**TASK STATEMENT:**
Search the material for the word "Durchschnitt" and copy each line that holds it.

---------- DATASET RECORDS ----------

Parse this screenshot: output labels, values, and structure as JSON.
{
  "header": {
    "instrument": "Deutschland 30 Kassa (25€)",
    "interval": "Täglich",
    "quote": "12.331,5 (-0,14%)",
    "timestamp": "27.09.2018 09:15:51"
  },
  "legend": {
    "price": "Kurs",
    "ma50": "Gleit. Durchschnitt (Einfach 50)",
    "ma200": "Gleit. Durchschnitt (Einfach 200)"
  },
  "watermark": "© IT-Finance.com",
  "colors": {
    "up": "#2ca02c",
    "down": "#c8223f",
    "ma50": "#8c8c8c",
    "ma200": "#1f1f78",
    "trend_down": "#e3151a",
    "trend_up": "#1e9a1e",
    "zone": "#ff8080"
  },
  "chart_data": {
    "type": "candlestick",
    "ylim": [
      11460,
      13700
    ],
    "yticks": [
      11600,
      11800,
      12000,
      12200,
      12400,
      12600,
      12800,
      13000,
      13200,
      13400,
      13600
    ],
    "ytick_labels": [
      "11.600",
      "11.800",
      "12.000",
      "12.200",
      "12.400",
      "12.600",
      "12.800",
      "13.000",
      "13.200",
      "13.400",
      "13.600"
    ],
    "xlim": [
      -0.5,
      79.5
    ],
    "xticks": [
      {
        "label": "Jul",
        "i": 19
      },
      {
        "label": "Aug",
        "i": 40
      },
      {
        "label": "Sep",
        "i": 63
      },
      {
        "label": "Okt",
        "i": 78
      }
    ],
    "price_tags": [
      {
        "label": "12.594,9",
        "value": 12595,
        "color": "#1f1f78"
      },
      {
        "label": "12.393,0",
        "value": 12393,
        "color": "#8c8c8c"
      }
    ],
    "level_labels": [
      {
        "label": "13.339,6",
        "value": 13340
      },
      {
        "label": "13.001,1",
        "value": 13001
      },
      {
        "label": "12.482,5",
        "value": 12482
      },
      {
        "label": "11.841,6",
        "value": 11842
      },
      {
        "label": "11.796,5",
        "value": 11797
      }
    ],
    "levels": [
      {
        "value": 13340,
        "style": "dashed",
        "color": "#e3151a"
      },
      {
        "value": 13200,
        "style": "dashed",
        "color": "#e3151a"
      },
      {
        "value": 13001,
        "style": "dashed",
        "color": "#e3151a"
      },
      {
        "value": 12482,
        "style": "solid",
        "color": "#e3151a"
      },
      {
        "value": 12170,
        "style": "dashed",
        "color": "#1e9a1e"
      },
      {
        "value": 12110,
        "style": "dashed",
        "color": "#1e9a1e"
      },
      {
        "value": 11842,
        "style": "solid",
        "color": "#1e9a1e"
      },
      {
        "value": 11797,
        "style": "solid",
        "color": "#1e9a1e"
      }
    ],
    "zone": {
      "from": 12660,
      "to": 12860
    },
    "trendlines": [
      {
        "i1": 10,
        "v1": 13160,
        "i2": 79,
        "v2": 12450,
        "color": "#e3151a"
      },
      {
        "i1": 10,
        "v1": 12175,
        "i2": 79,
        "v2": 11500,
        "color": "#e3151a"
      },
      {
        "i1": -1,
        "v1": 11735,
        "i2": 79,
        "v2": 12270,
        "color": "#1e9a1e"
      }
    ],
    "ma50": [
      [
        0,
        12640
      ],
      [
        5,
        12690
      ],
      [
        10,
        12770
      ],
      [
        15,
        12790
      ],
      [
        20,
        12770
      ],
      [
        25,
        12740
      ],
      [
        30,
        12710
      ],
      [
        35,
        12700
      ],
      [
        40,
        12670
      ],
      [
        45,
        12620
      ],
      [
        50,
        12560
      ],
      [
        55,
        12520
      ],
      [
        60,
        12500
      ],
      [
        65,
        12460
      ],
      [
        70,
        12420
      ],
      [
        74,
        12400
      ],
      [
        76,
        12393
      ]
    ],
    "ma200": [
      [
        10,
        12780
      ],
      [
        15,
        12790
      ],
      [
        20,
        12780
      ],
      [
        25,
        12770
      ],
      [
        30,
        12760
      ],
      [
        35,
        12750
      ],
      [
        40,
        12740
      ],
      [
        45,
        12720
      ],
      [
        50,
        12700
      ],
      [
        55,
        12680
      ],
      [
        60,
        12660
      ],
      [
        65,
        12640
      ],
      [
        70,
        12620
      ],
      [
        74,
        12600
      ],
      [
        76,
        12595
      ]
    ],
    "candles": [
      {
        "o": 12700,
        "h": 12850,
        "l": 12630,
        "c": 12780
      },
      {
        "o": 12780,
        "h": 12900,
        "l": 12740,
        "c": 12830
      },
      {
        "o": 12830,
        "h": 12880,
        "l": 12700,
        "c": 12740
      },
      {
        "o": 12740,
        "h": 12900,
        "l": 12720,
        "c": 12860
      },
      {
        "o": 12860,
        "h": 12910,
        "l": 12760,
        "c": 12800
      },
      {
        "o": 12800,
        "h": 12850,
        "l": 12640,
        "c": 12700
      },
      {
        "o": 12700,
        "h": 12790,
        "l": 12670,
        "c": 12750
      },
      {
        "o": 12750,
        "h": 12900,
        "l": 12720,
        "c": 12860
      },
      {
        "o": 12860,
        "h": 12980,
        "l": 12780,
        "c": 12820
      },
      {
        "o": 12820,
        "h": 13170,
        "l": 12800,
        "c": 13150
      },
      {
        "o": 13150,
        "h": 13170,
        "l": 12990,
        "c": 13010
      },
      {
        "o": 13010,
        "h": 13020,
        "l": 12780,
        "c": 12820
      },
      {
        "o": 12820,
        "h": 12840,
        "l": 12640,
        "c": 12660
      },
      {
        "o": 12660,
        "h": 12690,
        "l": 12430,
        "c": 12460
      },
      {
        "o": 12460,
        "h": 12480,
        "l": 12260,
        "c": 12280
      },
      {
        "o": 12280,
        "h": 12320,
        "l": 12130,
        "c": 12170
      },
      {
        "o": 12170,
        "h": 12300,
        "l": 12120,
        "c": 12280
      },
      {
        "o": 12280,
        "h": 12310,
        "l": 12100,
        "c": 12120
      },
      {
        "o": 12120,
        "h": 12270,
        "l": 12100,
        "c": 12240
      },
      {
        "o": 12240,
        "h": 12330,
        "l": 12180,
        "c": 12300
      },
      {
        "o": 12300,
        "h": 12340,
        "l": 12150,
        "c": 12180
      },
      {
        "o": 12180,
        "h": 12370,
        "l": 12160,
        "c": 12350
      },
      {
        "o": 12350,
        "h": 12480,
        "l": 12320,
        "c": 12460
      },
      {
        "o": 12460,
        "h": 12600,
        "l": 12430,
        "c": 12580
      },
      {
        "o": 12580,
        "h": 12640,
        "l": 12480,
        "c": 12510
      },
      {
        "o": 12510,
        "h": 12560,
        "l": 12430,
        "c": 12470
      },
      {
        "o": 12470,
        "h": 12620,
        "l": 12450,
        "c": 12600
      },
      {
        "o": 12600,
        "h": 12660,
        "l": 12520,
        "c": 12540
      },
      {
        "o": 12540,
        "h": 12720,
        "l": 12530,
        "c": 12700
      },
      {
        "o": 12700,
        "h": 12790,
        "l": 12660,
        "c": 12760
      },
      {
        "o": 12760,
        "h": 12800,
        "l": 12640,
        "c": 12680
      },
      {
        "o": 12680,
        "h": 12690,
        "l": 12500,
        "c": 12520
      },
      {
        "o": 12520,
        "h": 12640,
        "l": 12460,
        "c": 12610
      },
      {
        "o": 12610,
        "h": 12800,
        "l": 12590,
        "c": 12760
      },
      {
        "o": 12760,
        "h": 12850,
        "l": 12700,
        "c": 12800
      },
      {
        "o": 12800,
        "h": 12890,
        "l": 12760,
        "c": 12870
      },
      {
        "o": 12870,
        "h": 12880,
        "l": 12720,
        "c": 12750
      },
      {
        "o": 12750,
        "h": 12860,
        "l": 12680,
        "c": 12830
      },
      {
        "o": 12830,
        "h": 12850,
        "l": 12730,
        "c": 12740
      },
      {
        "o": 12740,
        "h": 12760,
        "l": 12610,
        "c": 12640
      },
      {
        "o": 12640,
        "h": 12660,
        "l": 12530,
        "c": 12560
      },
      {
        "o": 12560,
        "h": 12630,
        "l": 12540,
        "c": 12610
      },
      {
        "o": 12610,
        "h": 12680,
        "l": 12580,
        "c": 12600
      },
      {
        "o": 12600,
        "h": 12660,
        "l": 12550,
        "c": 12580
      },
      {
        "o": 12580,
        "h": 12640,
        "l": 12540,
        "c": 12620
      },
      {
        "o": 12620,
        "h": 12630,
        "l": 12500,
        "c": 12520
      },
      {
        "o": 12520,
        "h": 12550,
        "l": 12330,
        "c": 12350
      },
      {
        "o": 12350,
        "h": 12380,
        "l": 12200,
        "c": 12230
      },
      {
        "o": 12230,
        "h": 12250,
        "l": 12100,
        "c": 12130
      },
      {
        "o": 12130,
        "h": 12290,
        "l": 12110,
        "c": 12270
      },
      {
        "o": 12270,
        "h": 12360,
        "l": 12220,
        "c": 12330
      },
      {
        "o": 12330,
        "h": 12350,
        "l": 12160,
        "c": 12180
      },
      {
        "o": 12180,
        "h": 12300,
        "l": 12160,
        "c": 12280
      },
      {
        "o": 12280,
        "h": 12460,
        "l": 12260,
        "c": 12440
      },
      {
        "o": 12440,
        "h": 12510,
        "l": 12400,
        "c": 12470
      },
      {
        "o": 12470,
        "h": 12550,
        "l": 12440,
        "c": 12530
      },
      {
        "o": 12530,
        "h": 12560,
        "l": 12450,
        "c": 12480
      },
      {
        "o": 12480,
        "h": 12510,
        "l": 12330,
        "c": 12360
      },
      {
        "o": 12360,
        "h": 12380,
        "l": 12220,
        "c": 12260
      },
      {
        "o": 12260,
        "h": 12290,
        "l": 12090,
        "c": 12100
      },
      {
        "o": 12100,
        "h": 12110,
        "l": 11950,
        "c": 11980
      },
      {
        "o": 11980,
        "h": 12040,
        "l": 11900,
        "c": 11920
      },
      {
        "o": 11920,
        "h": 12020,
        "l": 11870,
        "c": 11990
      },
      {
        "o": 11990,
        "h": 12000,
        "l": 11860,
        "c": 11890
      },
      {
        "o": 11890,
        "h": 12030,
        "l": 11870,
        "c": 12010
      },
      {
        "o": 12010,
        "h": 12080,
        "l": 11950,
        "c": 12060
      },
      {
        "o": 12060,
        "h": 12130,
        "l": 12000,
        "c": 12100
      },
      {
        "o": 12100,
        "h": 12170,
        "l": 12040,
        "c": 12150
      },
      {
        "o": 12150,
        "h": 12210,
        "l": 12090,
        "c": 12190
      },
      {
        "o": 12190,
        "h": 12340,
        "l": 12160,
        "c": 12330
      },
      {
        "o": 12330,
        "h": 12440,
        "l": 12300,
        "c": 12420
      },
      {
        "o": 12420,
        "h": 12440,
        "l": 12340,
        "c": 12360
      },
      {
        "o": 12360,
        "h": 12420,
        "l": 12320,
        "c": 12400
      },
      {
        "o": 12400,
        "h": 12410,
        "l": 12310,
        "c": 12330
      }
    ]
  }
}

----------

**FINAL RESULT:**
    "ma50": "Gleit. Durchschnitt (Einfach 50)",
    "ma200": "Gleit. Durchschnitt (Einfach 200)"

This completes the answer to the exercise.